** Records shown **
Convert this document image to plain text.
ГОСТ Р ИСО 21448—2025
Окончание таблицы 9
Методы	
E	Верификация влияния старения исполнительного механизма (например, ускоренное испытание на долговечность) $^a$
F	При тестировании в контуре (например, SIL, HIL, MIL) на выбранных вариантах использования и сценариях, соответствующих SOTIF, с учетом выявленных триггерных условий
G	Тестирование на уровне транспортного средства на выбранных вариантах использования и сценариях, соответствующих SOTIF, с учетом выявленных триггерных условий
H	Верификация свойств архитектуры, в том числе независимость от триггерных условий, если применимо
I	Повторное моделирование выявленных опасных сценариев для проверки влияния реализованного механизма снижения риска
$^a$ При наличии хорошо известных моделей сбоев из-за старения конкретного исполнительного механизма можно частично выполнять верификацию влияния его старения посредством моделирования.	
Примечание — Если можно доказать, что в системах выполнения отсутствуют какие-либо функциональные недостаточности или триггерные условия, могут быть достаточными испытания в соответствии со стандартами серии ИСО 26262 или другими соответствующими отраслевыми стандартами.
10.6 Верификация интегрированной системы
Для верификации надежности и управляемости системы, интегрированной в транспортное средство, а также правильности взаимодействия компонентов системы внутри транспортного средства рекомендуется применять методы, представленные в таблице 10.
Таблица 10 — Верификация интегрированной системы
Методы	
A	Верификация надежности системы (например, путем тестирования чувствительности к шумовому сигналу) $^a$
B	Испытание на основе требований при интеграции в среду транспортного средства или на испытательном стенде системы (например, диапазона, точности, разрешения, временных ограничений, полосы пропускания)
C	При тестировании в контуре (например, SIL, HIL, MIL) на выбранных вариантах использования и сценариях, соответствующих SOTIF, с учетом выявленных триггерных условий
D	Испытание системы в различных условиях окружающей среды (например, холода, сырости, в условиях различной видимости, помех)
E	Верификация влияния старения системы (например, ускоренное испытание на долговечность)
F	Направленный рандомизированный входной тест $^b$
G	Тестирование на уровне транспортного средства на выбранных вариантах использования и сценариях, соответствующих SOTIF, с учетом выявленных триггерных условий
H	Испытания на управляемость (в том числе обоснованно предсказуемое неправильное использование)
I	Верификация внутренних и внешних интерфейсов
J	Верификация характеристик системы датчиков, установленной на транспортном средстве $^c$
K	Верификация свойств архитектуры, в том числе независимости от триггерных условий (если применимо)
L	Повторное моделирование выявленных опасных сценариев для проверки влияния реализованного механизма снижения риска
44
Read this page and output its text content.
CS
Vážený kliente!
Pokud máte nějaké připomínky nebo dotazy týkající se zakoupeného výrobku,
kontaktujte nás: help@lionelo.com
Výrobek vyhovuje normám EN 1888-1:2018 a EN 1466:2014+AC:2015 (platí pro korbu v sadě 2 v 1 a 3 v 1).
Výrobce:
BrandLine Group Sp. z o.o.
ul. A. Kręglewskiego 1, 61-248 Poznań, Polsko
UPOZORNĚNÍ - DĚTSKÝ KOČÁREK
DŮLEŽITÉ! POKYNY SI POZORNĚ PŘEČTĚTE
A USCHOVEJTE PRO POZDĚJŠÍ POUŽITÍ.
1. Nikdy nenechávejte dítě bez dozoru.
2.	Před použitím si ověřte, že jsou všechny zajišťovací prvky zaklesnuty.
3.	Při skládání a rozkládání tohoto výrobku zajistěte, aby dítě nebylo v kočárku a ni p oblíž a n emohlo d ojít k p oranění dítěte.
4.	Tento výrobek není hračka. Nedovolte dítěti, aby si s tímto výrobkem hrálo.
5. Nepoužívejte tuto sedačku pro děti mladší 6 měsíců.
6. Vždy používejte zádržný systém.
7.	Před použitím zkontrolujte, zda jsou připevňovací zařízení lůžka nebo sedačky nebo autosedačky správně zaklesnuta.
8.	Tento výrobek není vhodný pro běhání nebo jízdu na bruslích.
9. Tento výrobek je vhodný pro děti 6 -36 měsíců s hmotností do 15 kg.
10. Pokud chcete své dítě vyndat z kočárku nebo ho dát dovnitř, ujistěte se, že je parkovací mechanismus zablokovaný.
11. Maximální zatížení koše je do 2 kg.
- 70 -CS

** Exercise prompt **
Take the lines above and retype all of them exactly.

** Output of the exercise **
Convert this document image to plain text.
ГОСТ Р ИСО 21448—2025
Окончание таблицы 9
Методы	
E	Верификация влияния старения исполнительного механизма (например, ускоренное испытание на долговечность) $^a$
F	При тестировании в контуре (например, SIL, HIL, MIL) на выбранных вариантах использования и сценариях, соответствующих SOTIF, с учетом выявленных триггерных условий
G	Тестирование на уровне транспортного средства на выбранных вариантах использования и сценариях, соответствующих SOTIF, с учетом выявленных триггерных условий
H	Верификация свойств архитектуры, в том числе независимость от триггерных условий, если применимо
I	Повторное моделирование выявленных опасных сценариев для проверки влияния реализованного механизма снижения риска
$^a$ При наличии хорошо известных моделей сбоев из-за старения конкретного исполнительного механизма можно частично выполнять верификацию влияния его старения посредством моделирования.	
Примечание — Если можно доказать, что в системах выполнения отсутствуют какие-либо функциональные недостаточности или триггерные условия, могут быть достаточными испытания в соответствии со стандартами серии ИСО 26262 или другими соответствующими отраслевыми стандартами.
10.6 Верификация интегрированной системы
Для верификации надежности и управляемости системы, интегрированной в транспортное средство, а также правильности взаимодействия компонентов системы внутри транспортного средства рекомендуется применять методы, представленные в таблице 10.
Таблица 10 — Верификация интегрированной системы
Методы	
A	Верификация надежности системы (например, путем тестирования чувствительности к шумовому сигналу) $^a$
B	Испытание на основе требований при интеграции в среду транспортного средства или на испытательном стенде системы (например, диапазона, точности, разрешения, временных ограничений, полосы пропускания)
C	При тестировании в контуре (например, SIL, HIL, MIL) на выбранных вариантах использования и сценариях, соответствующих SOTIF, с учетом выявленных триггерных условий
D	Испытание системы в различных условиях окружающей среды (например, холода, сырости, в условиях различной видимости, помех)
E	Верификация влияния старения системы (например, ускоренное испытание на долговечность)
F	Направленный рандомизированный входной тест $^b$
G	Тестирование на уровне транспортного средства на выбранных вариантах использования и сценариях, соответствующих SOTIF, с учетом выявленных триггерных условий
H	Испытания на управляемость (в том числе обоснованно предсказуемое неправильное использование)
I	Верификация внутренних и внешних интерфейсов
J	Верификация характеристик системы датчиков, установленной на транспортном средстве $^c$
K	Верификация свойств архитектуры, в том числе независимости от триггерных условий (если применимо)
L	Повторное моделирование выявленных опасных сценариев для проверки влияния реализованного механизма снижения риска
44
Read this page and output its text content.
CS
Vážený kliente!
Pokud máte nějaké připomínky nebo dotazy týkající se zakoupeného výrobku,
kontaktujte nás: help@lionelo.com
Výrobek vyhovuje normám EN 1888-1:2018 a EN 1466:2014+AC:2015 (platí pro korbu v sadě 2 v 1 a 3 v 1).
Výrobce:
BrandLine Group Sp. z o.o.
ul. A. Kręglewskiego 1, 61-248 Poznań, Polsko
UPOZORNĚNÍ - DĚTSKÝ KOČÁREK
DŮLEŽITÉ! POKYNY SI POZORNĚ PŘEČTĚTE
A USCHOVEJTE PRO POZDĚJŠÍ POUŽITÍ.
1. Nikdy nenechávejte dítě bez dozoru.
2.	Před použitím si ověřte, že jsou všechny zajišťovací prvky zaklesnuty.
3.	Při skládání a rozkládání tohoto výrobku zajistěte, aby dítě nebylo v kočárku a ni p oblíž a n emohlo d ojít k p oranění dítěte.
4.	Tento výrobek není hračka. Nedovolte dítěti, aby si s tímto výrobkem hrálo.
5. Nepoužívejte tuto sedačku pro děti mladší 6 měsíců.
6. Vždy používejte zádržný systém.
7.	Před použitím zkontrolujte, zda jsou připevňovací zařízení lůžka nebo sedačky nebo autosedačky správně zaklesnuta.
8.	Tento výrobek není vhodný pro běhání nebo jízdu na bruslích.
9. Tento výrobek je vhodný pro děti 6 -36 měsíců s hmotností do 15 kg.
10. Pokud chcete své dítě vyndat z kočárku nebo ho dát dovnitř, ujistěte se, že je parkovací mechanismus zablokovaný.
11. Maximální zatížení koše je do 2 kg.
- 70 -CS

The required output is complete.